What is asked |
Reproduce the entries word for word, and omit any picture you find in them.

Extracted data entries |
** BEGIN **
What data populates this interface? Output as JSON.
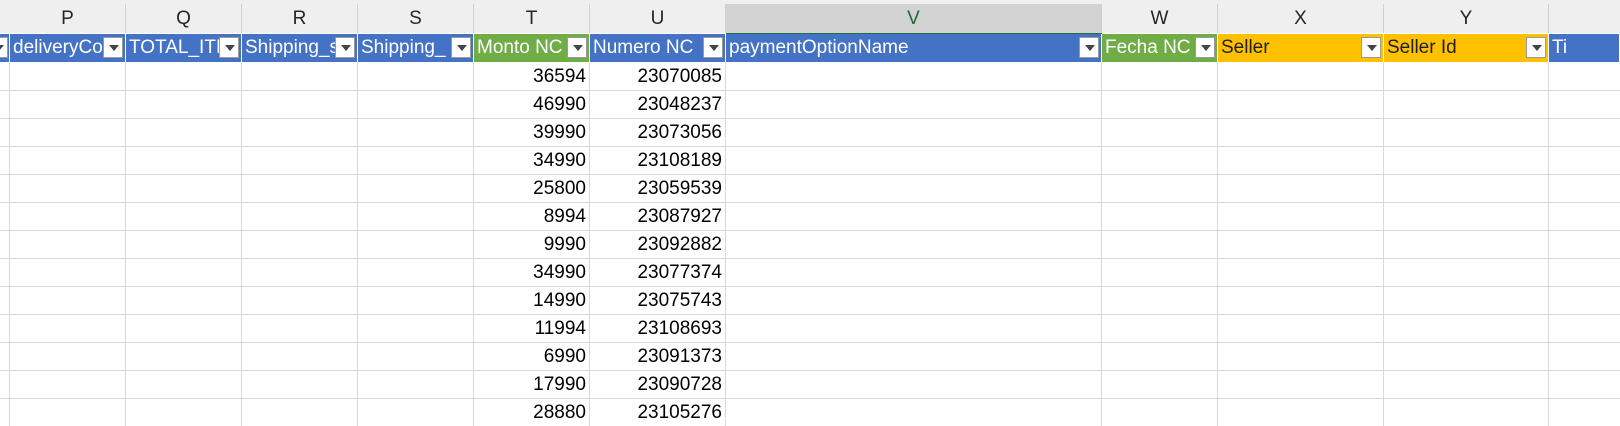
{
  "sheet": {
    "column_letters": [
      "P",
      "Q",
      "R",
      "S",
      "T",
      "U",
      "V",
      "W",
      "X",
      "Y"
    ],
    "selected_column": "V",
    "headers": [
      {
        "label": "deliveryCo",
        "color": "blue"
      },
      {
        "label": "TOTAL_ITI",
        "color": "blue"
      },
      {
        "label": "Shipping_s",
        "color": "blue"
      },
      {
        "label": "Shipping_",
        "color": "blue"
      },
      {
        "label": "Monto NC",
        "color": "green"
      },
      {
        "label": "Numero NC",
        "color": "blue"
      },
      {
        "label": "paymentOptionName",
        "color": "blue"
      },
      {
        "label": "Fecha NC",
        "color": "green"
      },
      {
        "label": "Seller",
        "color": "yellow"
      },
      {
        "label": "Seller Id",
        "color": "yellow"
      },
      {
        "label": "Ti",
        "color": "blue"
      }
    ],
    "rows": [
      {
        "monto_nc": "36594",
        "numero_nc": "23070085"
      },
      {
        "monto_nc": "46990",
        "numero_nc": "23048237"
      },
      {
        "monto_nc": "39990",
        "numero_nc": "23073056"
      },
      {
        "monto_nc": "34990",
        "numero_nc": "23108189"
      },
      {
        "monto_nc": "25800",
        "numero_nc": "23059539"
      },
      {
        "monto_nc": "8994",
        "numero_nc": "23087927"
      },
      {
        "monto_nc": "9990",
        "numero_nc": "23092882"
      },
      {
        "monto_nc": "34990",
        "numero_nc": "23077374"
      },
      {
        "monto_nc": "14990",
        "numero_nc": "23075743"
      },
      {
        "monto_nc": "11994",
        "numero_nc": "23108693"
      },
      {
        "monto_nc": "6990",
        "numero_nc": "23091373"
      },
      {
        "monto_nc": "17990",
        "numero_nc": "23090728"
      },
      {
        "monto_nc": "28880",
        "numero_nc": "23105276"
      }
    ],
    "colors": {
      "blue_header": "#4472c4",
      "green_header": "#70ad47",
      "yellow_header": "#ffc000",
      "selected_column_text": "#1d6b3a"
    }
  }
}
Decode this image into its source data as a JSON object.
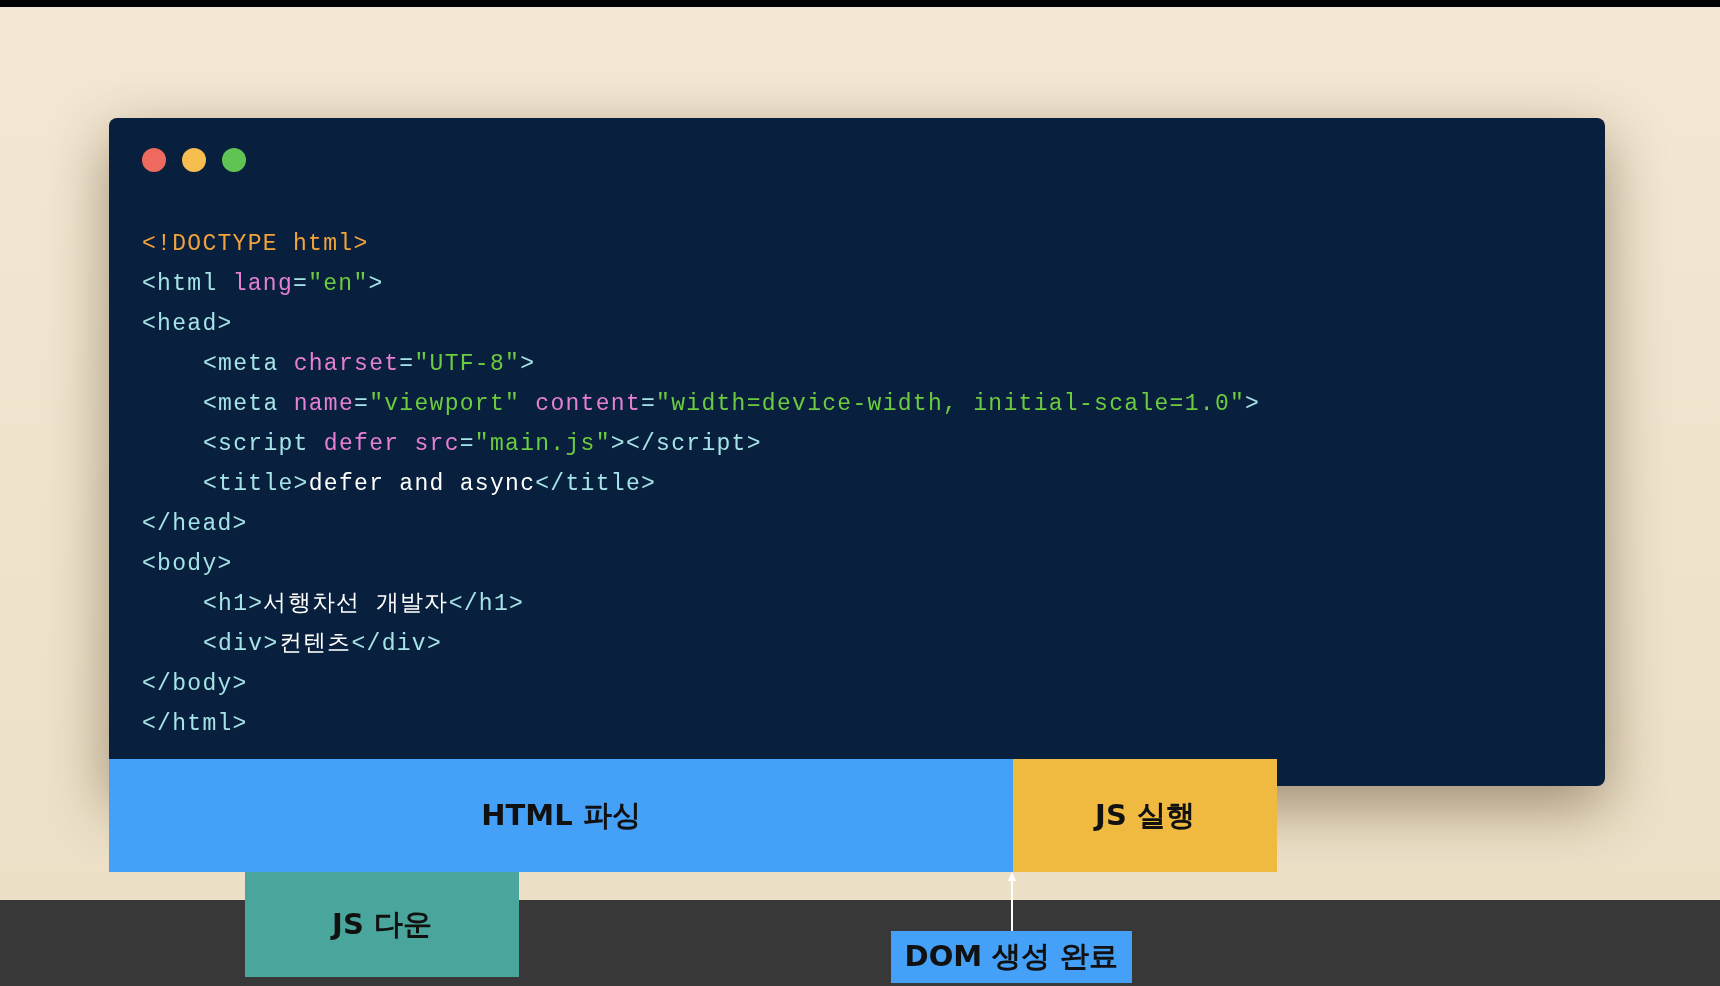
{
  "window_controls": [
    {
      "color": "#ee6a5e"
    },
    {
      "color": "#f6bd4f"
    },
    {
      "color": "#5fc454"
    }
  ],
  "code_lines": [
    {
      "tokens": [
        {
          "kind": "doctype",
          "text": "<!DOCTYPE html>"
        }
      ]
    },
    {
      "tokens": [
        {
          "kind": "tag",
          "text": "<html "
        },
        {
          "kind": "attr",
          "text": "lang"
        },
        {
          "kind": "tag",
          "text": "="
        },
        {
          "kind": "string",
          "text": "\"en\""
        },
        {
          "kind": "tag",
          "text": ">"
        }
      ]
    },
    {
      "tokens": [
        {
          "kind": "tag",
          "text": "<head>"
        }
      ],
      "children": [
        {
          "tokens": [
            {
              "kind": "tag",
              "text": "<meta "
            },
            {
              "kind": "attr",
              "text": "charset"
            },
            {
              "kind": "tag",
              "text": "="
            },
            {
              "kind": "string",
              "text": "\"UTF-8\""
            },
            {
              "kind": "tag",
              "text": ">"
            }
          ]
        },
        {
          "tokens": [
            {
              "kind": "tag",
              "text": "<meta "
            },
            {
              "kind": "attr",
              "text": "name"
            },
            {
              "kind": "tag",
              "text": "="
            },
            {
              "kind": "string",
              "text": "\"viewport\" "
            },
            {
              "kind": "attr",
              "text": "content"
            },
            {
              "kind": "tag",
              "text": "="
            },
            {
              "kind": "string",
              "text": "\"width=device-width, initial-scale=1.0\""
            },
            {
              "kind": "tag",
              "text": ">"
            }
          ]
        },
        {
          "tokens": [
            {
              "kind": "tag",
              "text": "<script "
            },
            {
              "kind": "attr",
              "text": "defer src"
            },
            {
              "kind": "tag",
              "text": "="
            },
            {
              "kind": "string",
              "text": "\"main.js\""
            },
            {
              "kind": "tag",
              "text": "></script>"
            }
          ]
        },
        {
          "tokens": [
            {
              "kind": "tag",
              "text": "<title>"
            },
            {
              "kind": "text",
              "text": "defer and async"
            },
            {
              "kind": "tag",
              "text": "</title>"
            }
          ]
        }
      ]
    },
    {
      "tokens": [
        {
          "kind": "tag",
          "text": "</head>"
        }
      ]
    },
    {
      "tokens": [
        {
          "kind": "tag",
          "text": "<body>"
        }
      ],
      "children": [
        {
          "tokens": [
            {
              "kind": "tag",
              "text": "<h1>"
            },
            {
              "kind": "text",
              "text": "서행차선 개발자"
            },
            {
              "kind": "tag",
              "text": "</h1>"
            }
          ]
        },
        {
          "tokens": [
            {
              "kind": "tag",
              "text": "<div>"
            },
            {
              "kind": "text",
              "text": "컨텐츠"
            },
            {
              "kind": "tag",
              "text": "</div>"
            }
          ]
        }
      ]
    },
    {
      "tokens": [
        {
          "kind": "tag",
          "text": "</body>"
        }
      ]
    },
    {
      "tokens": [
        {
          "kind": "tag",
          "text": "</html>"
        }
      ]
    }
  ],
  "timeline": {
    "top_row": [
      {
        "label": "HTML 파싱",
        "color": "#45a1f8"
      },
      {
        "label": "JS 실행",
        "color": "#f0ba40"
      }
    ],
    "bottom_row": [
      {
        "label": "JS 다운",
        "color": "#4aa69c"
      }
    ]
  },
  "marker": {
    "label": "DOM 생성 완료"
  }
}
** END **
Exercise answer |
What data populates this interface? Output as JSON.
{
  "sheet": {
    "column_letters": [
      "P",
      "Q",
      "R",
      "S",
      "T",
      "U",
      "V",
      "W",
      "X",
      "Y"
    ],
    "selected_column": "V",
    "headers": [
      {
        "label": "deliveryCo",
        "color": "blue"
      },
      {
        "label": "TOTAL_ITI",
        "color": "blue"
      },
      {
        "label": "Shipping_s",
        "color": "blue"
      },
      {
        "label": "Shipping_",
        "color": "blue"
      },
      {
        "label": "Monto NC",
        "color": "green"
      },
      {
        "label": "Numero NC",
        "color": "blue"
      },
      {
        "label": "paymentOptionName",
        "color": "blue"
      },
      {
        "label": "Fecha NC",
        "color": "green"
      },
      {
        "label": "Seller",
        "color": "yellow"
      },
      {
        "label": "Seller Id",
        "color": "yellow"
      },
      {
        "label": "Ti",
        "color": "blue"
      }
    ],
    "rows": [
      {
        "monto_nc": "36594",
        "numero_nc": "23070085"
      },
      {
        "monto_nc": "46990",
        "numero_nc": "23048237"
      },
      {
        "monto_nc": "39990",
        "numero_nc": "23073056"
      },
      {
        "monto_nc": "34990",
        "numero_nc": "23108189"
      },
      {
        "monto_nc": "25800",
        "numero_nc": "23059539"
      },
      {
        "monto_nc": "8994",
        "numero_nc": "23087927"
      },
      {
        "monto_nc": "9990",
        "numero_nc": "23092882"
      },
      {
        "monto_nc": "34990",
        "numero_nc": "23077374"
      },
      {
        "monto_nc": "14990",
        "numero_nc": "23075743"
      },
      {
        "monto_nc": "11994",
        "numero_nc": "23108693"
      },
      {
        "monto_nc": "6990",
        "numero_nc": "23091373"
      },
      {
        "monto_nc": "17990",
        "numero_nc": "23090728"
      },
      {
        "monto_nc": "28880",
        "numero_nc": "23105276"
      }
    ],
    "colors": {
      "blue_header": "#4472c4",
      "green_header": "#70ad47",
      "yellow_header": "#ffc000",
      "selected_column_text": "#1d6b3a"
    }
  }
}
Decode this image into its source data as a JSON object.
{
  "window_controls": [
    {
      "color": "#ee6a5e"
    },
    {
      "color": "#f6bd4f"
    },
    {
      "color": "#5fc454"
    }
  ],
  "code_lines": [
    {
      "tokens": [
        {
          "kind": "doctype",
          "text": "<!DOCTYPE html>"
        }
      ]
    },
    {
      "tokens": [
        {
          "kind": "tag",
          "text": "<html "
        },
        {
          "kind": "attr",
          "text": "lang"
        },
        {
          "kind": "tag",
          "text": "="
        },
        {
          "kind": "string",
          "text": "\"en\""
        },
        {
          "kind": "tag",
          "text": ">"
        }
      ]
    },
    {
      "tokens": [
        {
          "kind": "tag",
          "text": "<head>"
        }
      ],
      "children": [
        {
          "tokens": [
            {
              "kind": "tag",
              "text": "<meta "
            },
            {
              "kind": "attr",
              "text": "charset"
            },
            {
              "kind": "tag",
              "text": "="
            },
            {
              "kind": "string",
              "text": "\"UTF-8\""
            },
            {
              "kind": "tag",
              "text": ">"
            }
          ]
        },
        {
          "tokens": [
            {
              "kind": "tag",
              "text": "<meta "
            },
            {
              "kind": "attr",
              "text": "name"
            },
            {
              "kind": "tag",
              "text": "="
            },
            {
              "kind": "string",
              "text": "\"viewport\" "
            },
            {
              "kind": "attr",
              "text": "content"
            },
            {
              "kind": "tag",
              "text": "="
            },
            {
              "kind": "string",
              "text": "\"width=device-width, initial-scale=1.0\""
            },
            {
              "kind": "tag",
              "text": ">"
            }
          ]
        },
        {
          "tokens": [
            {
              "kind": "tag",
              "text": "<script "
            },
            {
              "kind": "attr",
              "text": "defer src"
            },
            {
              "kind": "tag",
              "text": "="
            },
            {
              "kind": "string",
              "text": "\"main.js\""
            },
            {
              "kind": "tag",
              "text": "></script>"
            }
          ]
        },
        {
          "tokens": [
            {
              "kind": "tag",
              "text": "<title>"
            },
            {
              "kind": "text",
              "text": "defer and async"
            },
            {
              "kind": "tag",
              "text": "</title>"
            }
          ]
        }
      ]
    },
    {
      "tokens": [
        {
          "kind": "tag",
          "text": "</head>"
        }
      ]
    },
    {
      "tokens": [
        {
          "kind": "tag",
          "text": "<body>"
        }
      ],
      "children": [
        {
          "tokens": [
            {
              "kind": "tag",
              "text": "<h1>"
            },
            {
              "kind": "text",
              "text": "서행차선 개발자"
            },
            {
              "kind": "tag",
              "text": "</h1>"
            }
          ]
        },
        {
          "tokens": [
            {
              "kind": "tag",
              "text": "<div>"
            },
            {
              "kind": "text",
              "text": "컨텐츠"
            },
            {
              "kind": "tag",
              "text": "</div>"
            }
          ]
        }
      ]
    },
    {
      "tokens": [
        {
          "kind": "tag",
          "text": "</body>"
        }
      ]
    },
    {
      "tokens": [
        {
          "kind": "tag",
          "text": "</html>"
        }
      ]
    }
  ],
  "timeline": {
    "top_row": [
      {
        "label": "HTML 파싱",
        "color": "#45a1f8"
      },
      {
        "label": "JS 실행",
        "color": "#f0ba40"
      }
    ],
    "bottom_row": [
      {
        "label": "JS 다운",
        "color": "#4aa69c"
      }
    ]
  },
  "marker": {
    "label": "DOM 생성 완료"
  }
}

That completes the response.